TASK STATEMENT =>
Look through the data below. Collect every line where the word "marker" occurs.

INFORMATION GIVEN =>
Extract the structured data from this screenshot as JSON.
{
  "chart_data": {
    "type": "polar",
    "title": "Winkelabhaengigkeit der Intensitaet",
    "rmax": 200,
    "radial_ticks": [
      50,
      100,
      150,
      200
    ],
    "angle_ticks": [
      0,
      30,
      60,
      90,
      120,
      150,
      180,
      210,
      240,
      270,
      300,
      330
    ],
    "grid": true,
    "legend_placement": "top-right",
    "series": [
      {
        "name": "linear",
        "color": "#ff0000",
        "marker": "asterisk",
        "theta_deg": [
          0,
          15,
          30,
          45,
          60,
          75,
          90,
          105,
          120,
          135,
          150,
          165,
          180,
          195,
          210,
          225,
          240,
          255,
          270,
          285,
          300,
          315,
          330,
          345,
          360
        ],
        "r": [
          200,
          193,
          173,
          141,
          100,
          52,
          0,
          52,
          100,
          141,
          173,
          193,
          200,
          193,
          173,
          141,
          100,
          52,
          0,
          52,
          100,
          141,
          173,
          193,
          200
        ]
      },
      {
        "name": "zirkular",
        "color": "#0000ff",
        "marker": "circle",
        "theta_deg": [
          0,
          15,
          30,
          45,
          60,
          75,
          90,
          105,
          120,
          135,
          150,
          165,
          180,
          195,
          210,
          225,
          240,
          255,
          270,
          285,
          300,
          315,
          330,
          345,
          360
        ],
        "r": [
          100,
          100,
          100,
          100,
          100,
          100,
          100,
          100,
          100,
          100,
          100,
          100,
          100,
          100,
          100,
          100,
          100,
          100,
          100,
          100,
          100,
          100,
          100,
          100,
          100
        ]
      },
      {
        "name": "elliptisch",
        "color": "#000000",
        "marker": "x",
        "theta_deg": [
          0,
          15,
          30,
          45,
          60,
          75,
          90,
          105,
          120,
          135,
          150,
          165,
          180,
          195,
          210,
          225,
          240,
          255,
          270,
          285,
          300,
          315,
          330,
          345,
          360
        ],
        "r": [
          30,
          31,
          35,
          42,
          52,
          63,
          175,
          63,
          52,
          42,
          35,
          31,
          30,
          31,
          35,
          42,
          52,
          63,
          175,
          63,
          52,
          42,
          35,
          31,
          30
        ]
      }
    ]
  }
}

THE ANSWER =>
        "marker": "asterisk",
        "marker": "circle",
        "marker": "x",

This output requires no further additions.